■ Task requirements:
Below you will find a set of lines. Repeat them all exactly.

■ Stored data:
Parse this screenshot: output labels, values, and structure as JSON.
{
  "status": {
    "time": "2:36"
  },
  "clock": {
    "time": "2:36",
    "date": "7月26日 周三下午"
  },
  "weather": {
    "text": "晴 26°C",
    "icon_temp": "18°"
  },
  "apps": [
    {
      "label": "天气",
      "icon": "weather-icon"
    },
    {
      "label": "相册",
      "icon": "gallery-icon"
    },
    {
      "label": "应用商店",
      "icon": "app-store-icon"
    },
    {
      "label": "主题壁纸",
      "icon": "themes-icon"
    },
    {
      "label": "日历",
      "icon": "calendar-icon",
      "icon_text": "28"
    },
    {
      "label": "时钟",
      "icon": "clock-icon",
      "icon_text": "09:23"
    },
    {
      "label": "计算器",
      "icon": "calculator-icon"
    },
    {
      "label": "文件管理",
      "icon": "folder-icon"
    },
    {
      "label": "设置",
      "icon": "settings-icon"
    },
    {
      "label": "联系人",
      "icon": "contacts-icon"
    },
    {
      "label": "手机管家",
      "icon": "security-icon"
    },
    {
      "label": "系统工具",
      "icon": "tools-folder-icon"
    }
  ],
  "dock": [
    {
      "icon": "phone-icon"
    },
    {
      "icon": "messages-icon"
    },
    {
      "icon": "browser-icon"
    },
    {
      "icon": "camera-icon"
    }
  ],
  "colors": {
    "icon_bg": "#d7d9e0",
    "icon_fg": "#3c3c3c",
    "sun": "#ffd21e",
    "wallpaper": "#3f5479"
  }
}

■ Reply to the task:
Parse this screenshot: output labels, values, and structure as JSON.
{
  "status": {
    "time": "2:36"
  },
  "clock": {
    "time": "2:36",
    "date": "7月26日 周三下午"
  },
  "weather": {
    "text": "晴 26°C",
    "icon_temp": "18°"
  },
  "apps": [
    {
      "label": "天气",
      "icon": "weather-icon"
    },
    {
      "label": "相册",
      "icon": "gallery-icon"
    },
    {
      "label": "应用商店",
      "icon": "app-store-icon"
    },
    {
      "label": "主题壁纸",
      "icon": "themes-icon"
    },
    {
      "label": "日历",
      "icon": "calendar-icon",
      "icon_text": "28"
    },
    {
      "label": "时钟",
      "icon": "clock-icon",
      "icon_text": "09:23"
    },
    {
      "label": "计算器",
      "icon": "calculator-icon"
    },
    {
      "label": "文件管理",
      "icon": "folder-icon"
    },
    {
      "label": "设置",
      "icon": "settings-icon"
    },
    {
      "label": "联系人",
      "icon": "contacts-icon"
    },
    {
      "label": "手机管家",
      "icon": "security-icon"
    },
    {
      "label": "系统工具",
      "icon": "tools-folder-icon"
    }
  ],
  "dock": [
    {
      "icon": "phone-icon"
    },
    {
      "icon": "messages-icon"
    },
    {
      "icon": "browser-icon"
    },
    {
      "icon": "camera-icon"
    }
  ],
  "colors": {
    "icon_bg": "#d7d9e0",
    "icon_fg": "#3c3c3c",
    "sun": "#ffd21e",
    "wallpaper": "#3f5479"
  }
}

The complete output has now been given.